▶ _SHORT EXERCISE_: What follows is a set of records; repeat all of them exactly.

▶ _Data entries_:
BEGIN

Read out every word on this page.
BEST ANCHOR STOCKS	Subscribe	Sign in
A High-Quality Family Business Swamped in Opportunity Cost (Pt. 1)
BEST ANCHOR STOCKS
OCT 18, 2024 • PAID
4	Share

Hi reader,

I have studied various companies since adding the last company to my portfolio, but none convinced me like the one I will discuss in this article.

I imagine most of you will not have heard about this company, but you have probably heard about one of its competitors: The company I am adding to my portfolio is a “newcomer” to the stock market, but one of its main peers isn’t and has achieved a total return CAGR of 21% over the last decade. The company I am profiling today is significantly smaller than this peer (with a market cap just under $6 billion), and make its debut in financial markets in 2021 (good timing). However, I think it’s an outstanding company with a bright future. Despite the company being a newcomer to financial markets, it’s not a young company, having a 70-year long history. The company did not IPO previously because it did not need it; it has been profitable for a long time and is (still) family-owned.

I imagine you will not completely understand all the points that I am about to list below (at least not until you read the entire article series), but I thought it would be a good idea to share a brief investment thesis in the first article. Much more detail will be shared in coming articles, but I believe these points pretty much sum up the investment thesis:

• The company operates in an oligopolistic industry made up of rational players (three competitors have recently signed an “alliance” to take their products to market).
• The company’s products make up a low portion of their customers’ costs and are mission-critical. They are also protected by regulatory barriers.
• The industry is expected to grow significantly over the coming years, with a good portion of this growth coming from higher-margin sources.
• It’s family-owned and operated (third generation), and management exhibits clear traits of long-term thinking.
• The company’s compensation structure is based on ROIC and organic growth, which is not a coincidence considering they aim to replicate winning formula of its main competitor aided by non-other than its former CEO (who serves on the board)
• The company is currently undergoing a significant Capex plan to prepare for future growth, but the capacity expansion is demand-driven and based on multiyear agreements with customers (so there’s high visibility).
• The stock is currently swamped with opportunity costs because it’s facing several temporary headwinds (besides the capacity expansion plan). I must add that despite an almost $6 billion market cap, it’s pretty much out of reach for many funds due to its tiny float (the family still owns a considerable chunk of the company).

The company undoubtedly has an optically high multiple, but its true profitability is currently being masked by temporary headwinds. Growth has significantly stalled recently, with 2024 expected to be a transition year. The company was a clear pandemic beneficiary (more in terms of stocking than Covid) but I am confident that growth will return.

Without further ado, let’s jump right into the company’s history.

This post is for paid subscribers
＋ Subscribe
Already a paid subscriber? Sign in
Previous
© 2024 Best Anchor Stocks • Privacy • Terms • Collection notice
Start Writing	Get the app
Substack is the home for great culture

END

▶ _EXERCISE RESULT_:
Read out every word on this page.
BEST ANCHOR STOCKS	Subscribe	Sign in
A High-Quality Family Business Swamped in Opportunity Cost (Pt. 1)
BEST ANCHOR STOCKS
OCT 18, 2024 • PAID
4	Share

Hi reader,

I have studied various companies since adding the last company to my portfolio, but none convinced me like the one I will discuss in this article.

I imagine most of you will not have heard about this company, but you have probably heard about one of its competitors: The company I am adding to my portfolio is a “newcomer” to the stock market, but one of its main peers isn’t and has achieved a total return CAGR of 21% over the last decade. The company I am profiling today is significantly smaller than this peer (with a market cap just under $6 billion), and make its debut in financial markets in 2021 (good timing). However, I think it’s an outstanding company with a bright future. Despite the company being a newcomer to financial markets, it’s not a young company, having a 70-year long history. The company did not IPO previously because it did not need it; it has been profitable for a long time and is (still) family-owned.

I imagine you will not completely understand all the points that I am about to list below (at least not until you read the entire article series), but I thought it would be a good idea to share a brief investment thesis in the first article. Much more detail will be shared in coming articles, but I believe these points pretty much sum up the investment thesis:

• The company operates in an oligopolistic industry made up of rational players (three competitors have recently signed an “alliance” to take their products to market).
• The company’s products make up a low portion of their customers’ costs and are mission-critical. They are also protected by regulatory barriers.
• The industry is expected to grow significantly over the coming years, with a good portion of this growth coming from higher-margin sources.
• It’s family-owned and operated (third generation), and management exhibits clear traits of long-term thinking.
• The company’s compensation structure is based on ROIC and organic growth, which is not a coincidence considering they aim to replicate winning formula of its main competitor aided by non-other than its former CEO (who serves on the board)
• The company is currently undergoing a significant Capex plan to prepare for future growth, but the capacity expansion is demand-driven and based on multiyear agreements with customers (so there’s high visibility).
• The stock is currently swamped with opportunity costs because it’s facing several temporary headwinds (besides the capacity expansion plan). I must add that despite an almost $6 billion market cap, it’s pretty much out of reach for many funds due to its tiny float (the family still owns a considerable chunk of the company).

The company undoubtedly has an optically high multiple, but its true profitability is currently being masked by temporary headwinds. Growth has significantly stalled recently, with 2024 expected to be a transition year. The company was a clear pandemic beneficiary (more in terms of stocking than Covid) but I am confident that growth will return.

Without further ado, let’s jump right into the company’s history.

This post is for paid subscribers
＋ Subscribe
Already a paid subscriber? Sign in
Previous
© 2024 Best Anchor Stocks • Privacy • Terms • Collection notice
Start Writing	Get the app
Substack is the home for great culture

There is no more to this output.